-- START OF MATERIAL TO PROCESS --

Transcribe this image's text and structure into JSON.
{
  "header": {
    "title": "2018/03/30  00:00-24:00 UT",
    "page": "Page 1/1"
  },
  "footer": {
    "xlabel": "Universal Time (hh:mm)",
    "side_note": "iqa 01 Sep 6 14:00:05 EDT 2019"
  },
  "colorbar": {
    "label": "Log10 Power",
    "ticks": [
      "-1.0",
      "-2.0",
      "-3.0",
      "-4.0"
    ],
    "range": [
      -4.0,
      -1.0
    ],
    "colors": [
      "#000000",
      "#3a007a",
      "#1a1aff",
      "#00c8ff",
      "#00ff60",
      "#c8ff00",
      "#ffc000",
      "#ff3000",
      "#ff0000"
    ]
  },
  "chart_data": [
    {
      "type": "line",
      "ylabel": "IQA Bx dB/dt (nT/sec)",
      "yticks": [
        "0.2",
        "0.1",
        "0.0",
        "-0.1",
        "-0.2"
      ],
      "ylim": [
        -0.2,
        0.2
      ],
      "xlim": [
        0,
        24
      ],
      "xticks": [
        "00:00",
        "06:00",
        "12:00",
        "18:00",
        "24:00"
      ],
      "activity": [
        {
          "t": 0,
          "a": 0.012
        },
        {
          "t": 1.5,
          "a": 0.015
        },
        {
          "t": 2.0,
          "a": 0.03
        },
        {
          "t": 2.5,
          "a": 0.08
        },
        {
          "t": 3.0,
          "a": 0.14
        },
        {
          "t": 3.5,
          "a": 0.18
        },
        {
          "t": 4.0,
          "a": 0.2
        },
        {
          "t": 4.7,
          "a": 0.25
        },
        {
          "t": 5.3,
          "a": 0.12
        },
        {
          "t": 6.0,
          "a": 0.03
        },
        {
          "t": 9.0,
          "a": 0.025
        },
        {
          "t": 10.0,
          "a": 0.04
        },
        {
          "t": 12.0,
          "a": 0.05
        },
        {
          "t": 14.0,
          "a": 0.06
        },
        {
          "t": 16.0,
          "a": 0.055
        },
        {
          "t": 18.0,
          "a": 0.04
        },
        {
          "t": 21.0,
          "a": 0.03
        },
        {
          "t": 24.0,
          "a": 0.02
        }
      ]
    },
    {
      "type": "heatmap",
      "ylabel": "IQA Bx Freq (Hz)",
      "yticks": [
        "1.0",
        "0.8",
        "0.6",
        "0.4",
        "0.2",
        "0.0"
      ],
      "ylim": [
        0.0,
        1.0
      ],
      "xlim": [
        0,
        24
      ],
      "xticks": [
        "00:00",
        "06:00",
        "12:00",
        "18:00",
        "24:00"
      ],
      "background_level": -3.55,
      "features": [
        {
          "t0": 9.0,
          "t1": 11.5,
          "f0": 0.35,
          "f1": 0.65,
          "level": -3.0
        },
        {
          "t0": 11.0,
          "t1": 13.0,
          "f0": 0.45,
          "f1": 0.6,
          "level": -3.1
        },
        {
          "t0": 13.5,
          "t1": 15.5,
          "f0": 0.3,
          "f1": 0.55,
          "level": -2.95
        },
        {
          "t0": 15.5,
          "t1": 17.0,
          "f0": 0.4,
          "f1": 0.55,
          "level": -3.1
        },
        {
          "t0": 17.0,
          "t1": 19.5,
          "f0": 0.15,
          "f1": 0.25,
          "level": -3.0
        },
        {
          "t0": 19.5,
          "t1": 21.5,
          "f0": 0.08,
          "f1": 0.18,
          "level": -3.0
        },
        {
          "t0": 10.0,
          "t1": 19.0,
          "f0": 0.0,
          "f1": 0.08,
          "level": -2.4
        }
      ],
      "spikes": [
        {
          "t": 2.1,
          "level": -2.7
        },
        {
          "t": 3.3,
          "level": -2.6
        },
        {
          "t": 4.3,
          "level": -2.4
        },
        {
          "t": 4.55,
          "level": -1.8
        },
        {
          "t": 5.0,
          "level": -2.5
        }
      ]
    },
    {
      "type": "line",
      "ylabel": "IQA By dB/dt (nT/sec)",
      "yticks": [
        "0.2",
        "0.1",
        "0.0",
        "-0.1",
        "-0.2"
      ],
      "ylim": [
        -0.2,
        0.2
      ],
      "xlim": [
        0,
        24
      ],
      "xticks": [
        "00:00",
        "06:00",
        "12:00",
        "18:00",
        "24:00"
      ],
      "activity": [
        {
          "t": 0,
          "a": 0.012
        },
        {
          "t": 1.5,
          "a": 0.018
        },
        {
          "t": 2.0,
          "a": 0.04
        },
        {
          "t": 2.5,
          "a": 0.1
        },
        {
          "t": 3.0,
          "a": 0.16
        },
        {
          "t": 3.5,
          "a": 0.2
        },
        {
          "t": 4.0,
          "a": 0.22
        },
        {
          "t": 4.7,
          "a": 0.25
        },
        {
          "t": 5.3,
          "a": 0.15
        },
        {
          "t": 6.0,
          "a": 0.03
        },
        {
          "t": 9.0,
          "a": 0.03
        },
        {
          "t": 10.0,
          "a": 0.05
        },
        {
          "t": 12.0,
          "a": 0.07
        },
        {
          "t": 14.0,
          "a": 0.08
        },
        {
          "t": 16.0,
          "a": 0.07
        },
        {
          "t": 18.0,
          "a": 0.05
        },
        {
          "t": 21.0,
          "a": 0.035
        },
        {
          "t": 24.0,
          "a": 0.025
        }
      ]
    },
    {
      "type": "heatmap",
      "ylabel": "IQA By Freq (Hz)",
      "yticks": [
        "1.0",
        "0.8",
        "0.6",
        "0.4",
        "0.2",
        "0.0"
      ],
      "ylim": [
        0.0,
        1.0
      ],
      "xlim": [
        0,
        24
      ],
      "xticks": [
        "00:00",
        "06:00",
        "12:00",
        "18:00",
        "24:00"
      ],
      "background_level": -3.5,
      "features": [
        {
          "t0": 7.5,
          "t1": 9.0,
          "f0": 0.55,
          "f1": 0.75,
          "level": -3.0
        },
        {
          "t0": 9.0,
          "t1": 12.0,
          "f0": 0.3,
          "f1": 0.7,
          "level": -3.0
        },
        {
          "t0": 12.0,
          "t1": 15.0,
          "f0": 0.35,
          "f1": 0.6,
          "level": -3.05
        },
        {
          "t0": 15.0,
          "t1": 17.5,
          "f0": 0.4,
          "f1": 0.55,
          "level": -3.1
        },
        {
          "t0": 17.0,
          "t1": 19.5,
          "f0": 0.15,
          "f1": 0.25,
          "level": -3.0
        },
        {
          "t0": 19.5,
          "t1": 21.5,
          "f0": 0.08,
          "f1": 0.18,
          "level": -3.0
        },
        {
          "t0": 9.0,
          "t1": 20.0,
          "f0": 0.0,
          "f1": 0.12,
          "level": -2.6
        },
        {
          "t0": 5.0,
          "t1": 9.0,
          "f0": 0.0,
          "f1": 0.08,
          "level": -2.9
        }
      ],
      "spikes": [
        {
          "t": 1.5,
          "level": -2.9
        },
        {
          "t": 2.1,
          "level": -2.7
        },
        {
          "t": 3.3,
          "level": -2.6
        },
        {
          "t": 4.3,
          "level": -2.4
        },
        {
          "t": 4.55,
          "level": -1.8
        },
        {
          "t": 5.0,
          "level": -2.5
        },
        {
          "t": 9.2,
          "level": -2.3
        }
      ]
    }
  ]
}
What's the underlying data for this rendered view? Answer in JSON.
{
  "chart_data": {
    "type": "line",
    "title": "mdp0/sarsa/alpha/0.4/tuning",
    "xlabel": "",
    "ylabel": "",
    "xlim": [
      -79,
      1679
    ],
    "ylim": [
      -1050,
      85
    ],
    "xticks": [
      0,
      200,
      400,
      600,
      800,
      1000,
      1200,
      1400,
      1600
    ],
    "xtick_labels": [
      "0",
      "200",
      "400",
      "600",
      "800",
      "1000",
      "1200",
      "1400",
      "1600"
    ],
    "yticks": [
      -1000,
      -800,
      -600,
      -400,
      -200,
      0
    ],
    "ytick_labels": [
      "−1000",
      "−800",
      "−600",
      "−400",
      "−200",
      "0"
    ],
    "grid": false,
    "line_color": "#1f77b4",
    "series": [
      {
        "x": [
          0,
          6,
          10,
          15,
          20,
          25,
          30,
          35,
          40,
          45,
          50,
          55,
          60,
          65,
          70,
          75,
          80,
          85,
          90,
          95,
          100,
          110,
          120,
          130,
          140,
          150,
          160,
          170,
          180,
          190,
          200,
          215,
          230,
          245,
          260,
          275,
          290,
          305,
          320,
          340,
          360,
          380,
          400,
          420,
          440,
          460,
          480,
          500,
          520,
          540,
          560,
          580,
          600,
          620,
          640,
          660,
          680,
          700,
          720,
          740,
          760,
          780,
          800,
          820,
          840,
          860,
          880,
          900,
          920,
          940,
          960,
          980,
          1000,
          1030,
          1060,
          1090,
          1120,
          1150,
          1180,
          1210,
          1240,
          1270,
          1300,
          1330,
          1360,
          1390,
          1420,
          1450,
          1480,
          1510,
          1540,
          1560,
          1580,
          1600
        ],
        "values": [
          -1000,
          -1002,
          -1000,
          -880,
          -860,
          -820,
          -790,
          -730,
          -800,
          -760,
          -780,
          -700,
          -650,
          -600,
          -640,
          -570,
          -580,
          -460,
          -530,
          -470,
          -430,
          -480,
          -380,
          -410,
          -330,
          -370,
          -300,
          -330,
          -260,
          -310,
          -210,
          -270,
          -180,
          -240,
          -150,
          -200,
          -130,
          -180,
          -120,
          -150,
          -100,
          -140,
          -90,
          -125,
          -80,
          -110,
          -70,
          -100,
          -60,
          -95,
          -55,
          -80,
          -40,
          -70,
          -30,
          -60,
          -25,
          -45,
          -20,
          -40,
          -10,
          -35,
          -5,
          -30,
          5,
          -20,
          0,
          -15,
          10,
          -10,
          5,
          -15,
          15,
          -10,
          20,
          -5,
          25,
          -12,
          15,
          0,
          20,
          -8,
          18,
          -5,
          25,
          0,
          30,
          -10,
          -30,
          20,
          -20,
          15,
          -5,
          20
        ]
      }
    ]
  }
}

-- END OF MATERIAL TO PROCESS --

• _WHAT THE EXERCISE ASKS_:
Identify the lines of the data that contain the word "title". Copy each of them.

• _FULL OUTPUT_:
    "title": "2018/03/30  00:00-24:00 UT",
    "title": "mdp0/sarsa/alpha/0.4/tuning",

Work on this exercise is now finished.